• _Given instruction_: Among the lines of these entries, how many hold the word "Level"? State only the number.

'''

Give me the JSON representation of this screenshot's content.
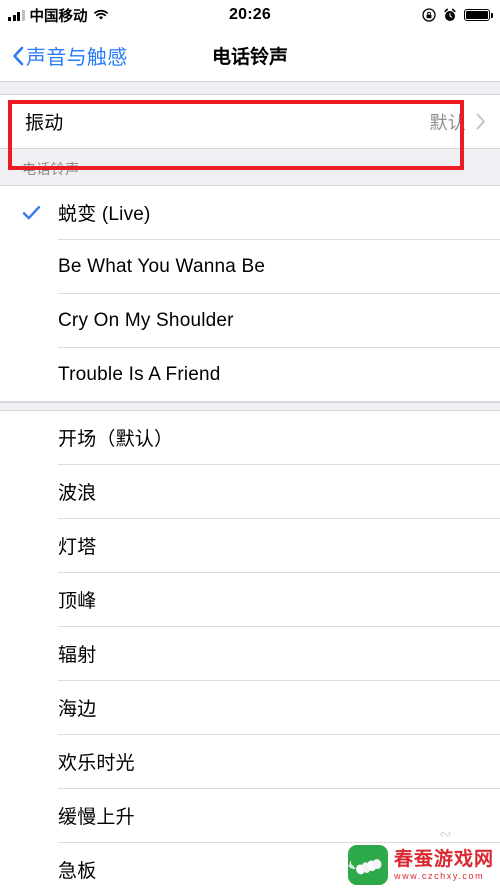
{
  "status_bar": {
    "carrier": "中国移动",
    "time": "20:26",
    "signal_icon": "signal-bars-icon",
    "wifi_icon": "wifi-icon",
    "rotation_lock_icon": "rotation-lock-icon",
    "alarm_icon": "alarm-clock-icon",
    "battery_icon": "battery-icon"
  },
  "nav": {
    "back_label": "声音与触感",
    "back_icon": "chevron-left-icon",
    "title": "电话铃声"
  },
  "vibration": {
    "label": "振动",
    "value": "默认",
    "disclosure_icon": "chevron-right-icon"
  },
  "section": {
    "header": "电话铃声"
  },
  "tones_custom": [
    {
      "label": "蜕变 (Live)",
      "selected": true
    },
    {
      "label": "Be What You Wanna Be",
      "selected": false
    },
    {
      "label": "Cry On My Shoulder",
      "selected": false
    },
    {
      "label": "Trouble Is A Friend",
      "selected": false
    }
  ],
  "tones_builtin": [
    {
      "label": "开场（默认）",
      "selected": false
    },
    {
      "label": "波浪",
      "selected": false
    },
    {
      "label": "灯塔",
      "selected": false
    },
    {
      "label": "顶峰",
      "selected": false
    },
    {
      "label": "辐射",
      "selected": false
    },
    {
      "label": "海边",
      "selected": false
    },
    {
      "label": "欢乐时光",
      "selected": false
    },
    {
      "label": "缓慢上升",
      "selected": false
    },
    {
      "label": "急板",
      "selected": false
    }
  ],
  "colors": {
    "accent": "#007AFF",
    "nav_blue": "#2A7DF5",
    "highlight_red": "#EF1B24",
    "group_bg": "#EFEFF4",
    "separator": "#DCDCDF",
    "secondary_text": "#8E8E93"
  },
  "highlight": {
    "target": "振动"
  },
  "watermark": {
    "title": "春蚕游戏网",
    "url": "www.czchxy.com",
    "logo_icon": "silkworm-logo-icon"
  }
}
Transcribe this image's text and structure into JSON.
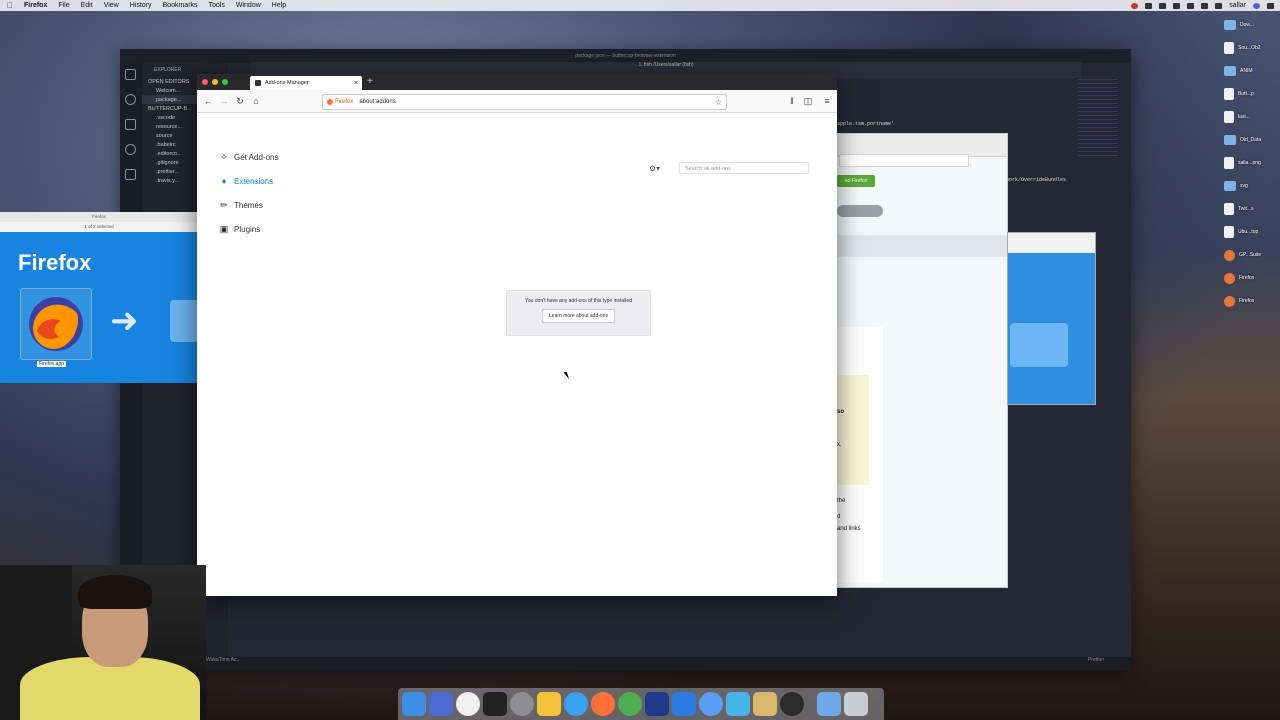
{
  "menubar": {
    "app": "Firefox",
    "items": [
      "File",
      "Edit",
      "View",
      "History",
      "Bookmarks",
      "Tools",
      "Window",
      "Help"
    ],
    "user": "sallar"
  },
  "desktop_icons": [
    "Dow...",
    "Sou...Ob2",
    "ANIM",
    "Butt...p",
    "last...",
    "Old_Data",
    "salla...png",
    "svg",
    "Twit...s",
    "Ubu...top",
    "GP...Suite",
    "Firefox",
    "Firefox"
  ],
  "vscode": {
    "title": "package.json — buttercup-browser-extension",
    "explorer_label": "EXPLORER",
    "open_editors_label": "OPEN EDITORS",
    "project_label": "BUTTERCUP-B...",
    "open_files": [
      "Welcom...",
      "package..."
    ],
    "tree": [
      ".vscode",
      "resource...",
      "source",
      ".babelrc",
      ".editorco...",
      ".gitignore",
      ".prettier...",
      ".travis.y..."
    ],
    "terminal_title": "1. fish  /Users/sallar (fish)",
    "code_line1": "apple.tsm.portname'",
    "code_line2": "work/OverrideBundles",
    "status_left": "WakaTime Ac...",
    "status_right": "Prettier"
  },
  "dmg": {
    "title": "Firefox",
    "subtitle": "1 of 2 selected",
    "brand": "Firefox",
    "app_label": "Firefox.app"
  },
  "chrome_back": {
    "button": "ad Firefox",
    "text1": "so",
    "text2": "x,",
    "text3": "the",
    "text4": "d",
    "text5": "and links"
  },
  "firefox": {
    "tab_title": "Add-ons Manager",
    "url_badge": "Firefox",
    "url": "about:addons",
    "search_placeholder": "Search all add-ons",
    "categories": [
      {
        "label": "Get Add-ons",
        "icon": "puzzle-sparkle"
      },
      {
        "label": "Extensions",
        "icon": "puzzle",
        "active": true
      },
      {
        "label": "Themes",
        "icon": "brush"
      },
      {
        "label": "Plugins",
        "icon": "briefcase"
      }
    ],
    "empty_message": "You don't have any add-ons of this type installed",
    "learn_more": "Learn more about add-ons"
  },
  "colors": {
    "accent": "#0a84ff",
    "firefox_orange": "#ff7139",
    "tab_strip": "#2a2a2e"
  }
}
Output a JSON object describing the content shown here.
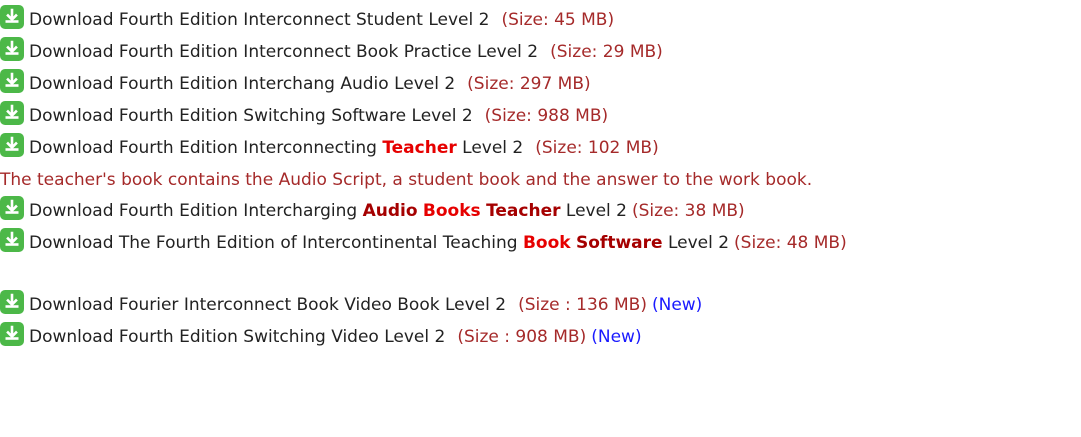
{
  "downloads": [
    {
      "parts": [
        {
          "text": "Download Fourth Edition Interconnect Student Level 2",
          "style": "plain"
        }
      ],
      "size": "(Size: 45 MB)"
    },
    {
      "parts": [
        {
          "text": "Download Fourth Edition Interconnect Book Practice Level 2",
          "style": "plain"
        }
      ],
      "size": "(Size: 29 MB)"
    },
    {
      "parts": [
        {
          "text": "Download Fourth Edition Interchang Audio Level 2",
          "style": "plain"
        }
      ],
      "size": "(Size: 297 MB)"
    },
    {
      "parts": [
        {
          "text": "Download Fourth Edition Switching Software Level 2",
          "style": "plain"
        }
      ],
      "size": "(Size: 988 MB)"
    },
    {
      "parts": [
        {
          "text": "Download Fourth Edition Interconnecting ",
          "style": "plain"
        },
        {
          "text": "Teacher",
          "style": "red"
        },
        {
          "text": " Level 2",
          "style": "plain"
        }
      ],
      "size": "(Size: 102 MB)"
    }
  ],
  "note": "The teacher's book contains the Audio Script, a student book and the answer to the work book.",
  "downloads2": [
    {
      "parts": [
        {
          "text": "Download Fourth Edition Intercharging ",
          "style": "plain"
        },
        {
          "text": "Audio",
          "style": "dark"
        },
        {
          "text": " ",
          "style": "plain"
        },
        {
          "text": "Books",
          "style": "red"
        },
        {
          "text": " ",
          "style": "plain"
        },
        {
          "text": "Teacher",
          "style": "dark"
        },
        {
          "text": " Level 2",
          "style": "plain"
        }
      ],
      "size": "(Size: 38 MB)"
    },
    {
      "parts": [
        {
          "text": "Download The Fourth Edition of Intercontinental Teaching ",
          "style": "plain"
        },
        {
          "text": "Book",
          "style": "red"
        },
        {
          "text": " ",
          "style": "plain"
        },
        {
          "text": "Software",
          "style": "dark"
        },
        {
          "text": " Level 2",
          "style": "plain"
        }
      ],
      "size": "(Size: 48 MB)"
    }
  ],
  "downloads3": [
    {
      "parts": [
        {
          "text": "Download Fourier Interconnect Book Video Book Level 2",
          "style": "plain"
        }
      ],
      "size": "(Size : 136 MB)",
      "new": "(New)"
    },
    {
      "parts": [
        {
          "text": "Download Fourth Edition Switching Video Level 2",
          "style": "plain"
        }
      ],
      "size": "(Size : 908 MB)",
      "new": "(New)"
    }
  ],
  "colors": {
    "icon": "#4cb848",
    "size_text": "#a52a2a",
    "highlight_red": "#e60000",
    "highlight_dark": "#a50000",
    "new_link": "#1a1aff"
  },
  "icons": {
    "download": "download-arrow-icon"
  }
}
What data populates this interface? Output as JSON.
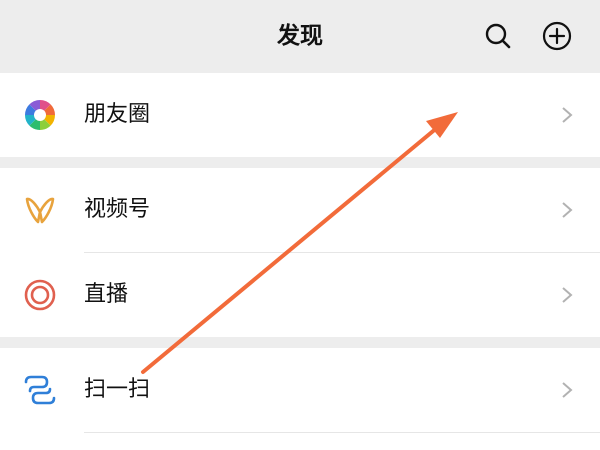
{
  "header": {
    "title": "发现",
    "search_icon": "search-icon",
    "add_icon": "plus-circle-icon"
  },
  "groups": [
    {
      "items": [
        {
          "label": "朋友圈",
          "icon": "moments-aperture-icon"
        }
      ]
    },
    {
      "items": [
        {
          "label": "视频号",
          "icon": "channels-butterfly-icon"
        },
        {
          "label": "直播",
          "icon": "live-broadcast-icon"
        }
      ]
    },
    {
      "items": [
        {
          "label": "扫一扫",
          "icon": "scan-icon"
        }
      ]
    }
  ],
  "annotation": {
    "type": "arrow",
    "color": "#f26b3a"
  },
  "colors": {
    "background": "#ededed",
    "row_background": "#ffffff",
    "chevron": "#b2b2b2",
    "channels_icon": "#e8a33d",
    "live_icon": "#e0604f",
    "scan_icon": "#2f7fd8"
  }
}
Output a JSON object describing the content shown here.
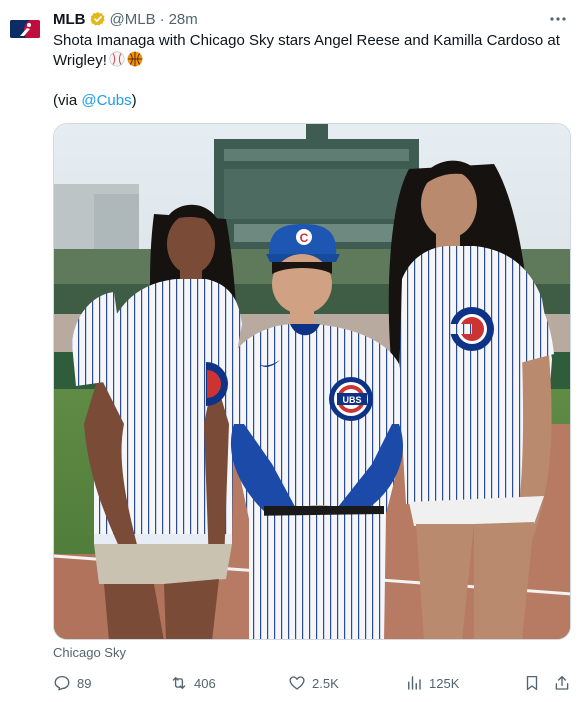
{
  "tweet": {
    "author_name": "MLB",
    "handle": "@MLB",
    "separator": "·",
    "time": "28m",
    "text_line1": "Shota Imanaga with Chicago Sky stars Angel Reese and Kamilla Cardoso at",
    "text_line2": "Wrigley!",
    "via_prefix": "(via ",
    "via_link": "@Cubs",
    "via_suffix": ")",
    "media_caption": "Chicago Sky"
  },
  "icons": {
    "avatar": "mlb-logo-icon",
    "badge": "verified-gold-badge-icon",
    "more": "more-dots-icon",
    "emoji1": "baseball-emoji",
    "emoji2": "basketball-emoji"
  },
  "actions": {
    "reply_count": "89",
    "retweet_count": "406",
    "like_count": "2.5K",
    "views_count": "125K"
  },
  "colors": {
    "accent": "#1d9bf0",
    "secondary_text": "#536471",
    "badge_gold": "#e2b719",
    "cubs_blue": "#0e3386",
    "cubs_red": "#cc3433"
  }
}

'''

• _Task output_: 9